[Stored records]
────

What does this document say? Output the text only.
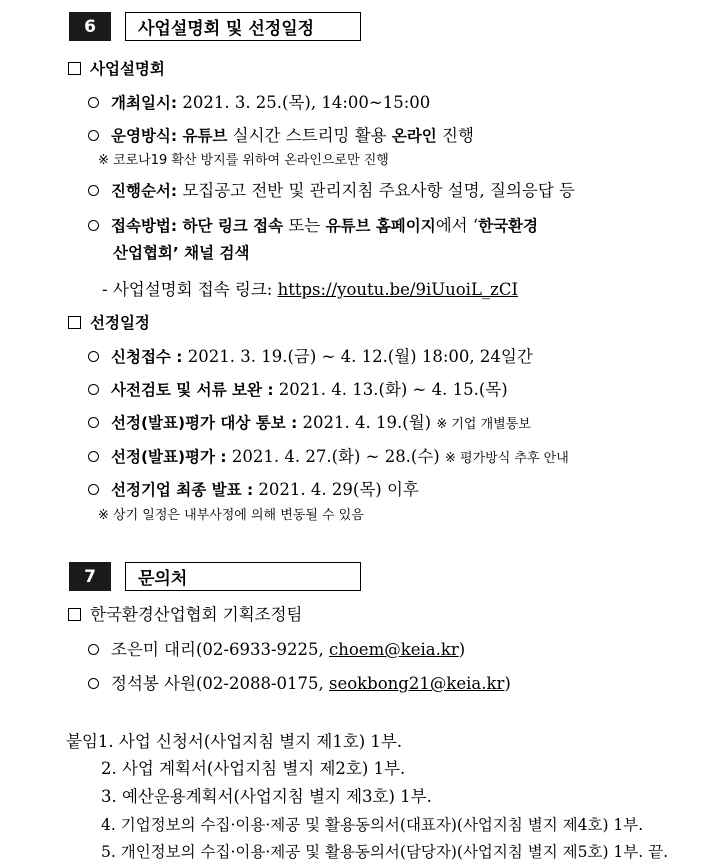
6	사업설명회 및 선정일정
사업설명회
개최일시: 2021. 3. 25.(목), 14:00~15:00
운영방식: 유튜브 실시간 스트리밍 활용 온라인 진행
※ 코로나19 확산 방지를 위하여 온라인으로만 진행
진행순서: 모집공고 전반 및 관리지침 주요사항 설명, 질의응답 등
접속방법: 하단 링크 접속 또는 유튜브 홈페이지에서 ‘한국환경
산업협회’ 채널 검색
- 사업설명회 접속 링크: https://youtu.be/9iUuoiL_zCI
선정일정
신청접수 : 2021. 3. 19.(금) ~ 4. 12.(월) 18:00, 24일간
사전검토 및 서류 보완 : 2021. 4. 13.(화) ~ 4. 15.(목)
선정(발표)평가 대상 통보 : 2021. 4. 19.(월) ※ 기업 개별통보
선정(발표)평가 : 2021. 4. 27.(화) ~ 28.(수) ※ 평가방식 추후 안내
선정기업 최종 발표 : 2021. 4. 29(목) 이후
※ 상기 일정은 내부사정에 의해 변동될 수 있음
7	문의처
한국환경산업협회 기획조정팀
조은미 대리(02-6933-9225, choem@keia.kr)
정석봉 사원(02-2088-0175, seokbong21@keia.kr)
붙임1. 사업 신청서(사업지침 별지 제1호) 1부.
2. 사업 계획서(사업지침 별지 제2호) 1부.
3. 예산운용계획서(사업지침 별지 제3호) 1부.
4. 기업정보의 수집·이용·제공 및 활용동의서(대표자)(사업지침 별지 제4호) 1부.
5. 개인정보의 수집·이용·제공 및 활용동의서(담당자)(사업지침 별지 제5호) 1부. 끝.
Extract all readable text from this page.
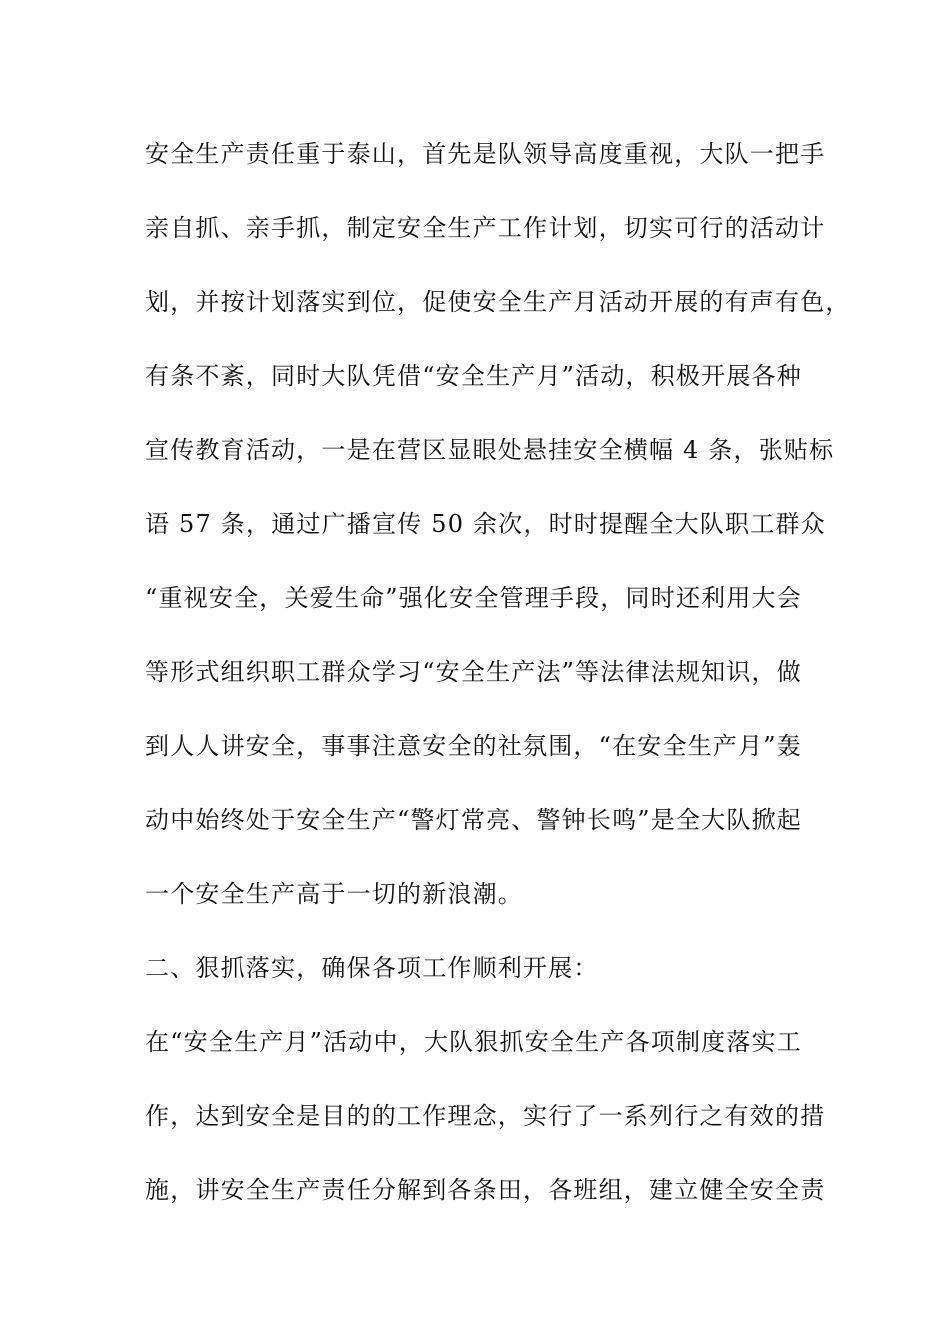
安全生产责任重于泰山，首先是队领导高度重视，大队一把手
亲自抓、亲手抓，制定安全生产工作计划，切实可行的活动计
划，并按计划落实到位，促使安全生产月活动开展的有声有色，
有条不紊，同时大队凭借“安全生产月”活动，积极开展各种
宣传教育活动，一是在营区显眼处悬挂安全横幅 4 条，张贴标
语 57 条，通过广播宣传 50 余次，时时提醒全大队职工群众
“重视安全，关爱生命”强化安全管理手段，同时还利用大会
等形式组织职工群众学习“安全生产法”等法律法规知识，做
到人人讲安全，事事注意安全的社氛围，“在安全生产月”轰
动中始终处于安全生产“警灯常亮、警钟长鸣”是全大队掀起
一个安全生产高于一切的新浪潮。
二、狠抓落实，确保各项工作顺利开展：
在“安全生产月”活动中，大队狠抓安全生产各项制度落实工
作，达到安全是目的的工作理念，实行了一系列行之有效的措
施，讲安全生产责任分解到各条田，各班组，建立健全安全责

────

» **DIRECTION**: Every line of the data above should be quoted exactly. Omit the pictures.

» **REPLY TO THE TASK**:
What does this document say? Output the text only.
6	사업설명회 및 선정일정
사업설명회
개최일시: 2021. 3. 25.(목), 14:00~15:00
운영방식: 유튜브 실시간 스트리밍 활용 온라인 진행
※ 코로나19 확산 방지를 위하여 온라인으로만 진행
진행순서: 모집공고 전반 및 관리지침 주요사항 설명, 질의응답 등
접속방법: 하단 링크 접속 또는 유튜브 홈페이지에서 ‘한국환경
산업협회’ 채널 검색
- 사업설명회 접속 링크: https://youtu.be/9iUuoiL_zCI
선정일정
신청접수 : 2021. 3. 19.(금) ~ 4. 12.(월) 18:00, 24일간
사전검토 및 서류 보완 : 2021. 4. 13.(화) ~ 4. 15.(목)
선정(발표)평가 대상 통보 : 2021. 4. 19.(월) ※ 기업 개별통보
선정(발표)평가 : 2021. 4. 27.(화) ~ 28.(수) ※ 평가방식 추후 안내
선정기업 최종 발표 : 2021. 4. 29(목) 이후
※ 상기 일정은 내부사정에 의해 변동될 수 있음
7	문의처
한국환경산업협회 기획조정팀
조은미 대리(02-6933-9225, choem@keia.kr)
정석봉 사원(02-2088-0175, seokbong21@keia.kr)
붙임1. 사업 신청서(사업지침 별지 제1호) 1부.
2. 사업 계획서(사업지침 별지 제2호) 1부.
3. 예산운용계획서(사업지침 별지 제3호) 1부.
4. 기업정보의 수집·이용·제공 및 활용동의서(대표자)(사업지침 별지 제4호) 1부.
5. 개인정보의 수집·이용·제공 및 활용동의서(담당자)(사업지침 별지 제5호) 1부. 끝.
Extract all readable text from this page.
安全生产责任重于泰山，首先是队领导高度重视，大队一把手
亲自抓、亲手抓，制定安全生产工作计划，切实可行的活动计
划，并按计划落实到位，促使安全生产月活动开展的有声有色，
有条不紊，同时大队凭借“安全生产月”活动，积极开展各种
宣传教育活动，一是在营区显眼处悬挂安全横幅 4 条，张贴标
语 57 条，通过广播宣传 50 余次，时时提醒全大队职工群众
“重视安全，关爱生命”强化安全管理手段，同时还利用大会
等形式组织职工群众学习“安全生产法”等法律法规知识，做
到人人讲安全，事事注意安全的社氛围，“在安全生产月”轰
动中始终处于安全生产“警灯常亮、警钟长鸣”是全大队掀起
一个安全生产高于一切的新浪潮。
二、狠抓落实，确保各项工作顺利开展：
在“安全生产月”活动中，大队狠抓安全生产各项制度落实工
作，达到安全是目的的工作理念，实行了一系列行之有效的措
施，讲安全生产责任分解到各条田，各班组，建立健全安全责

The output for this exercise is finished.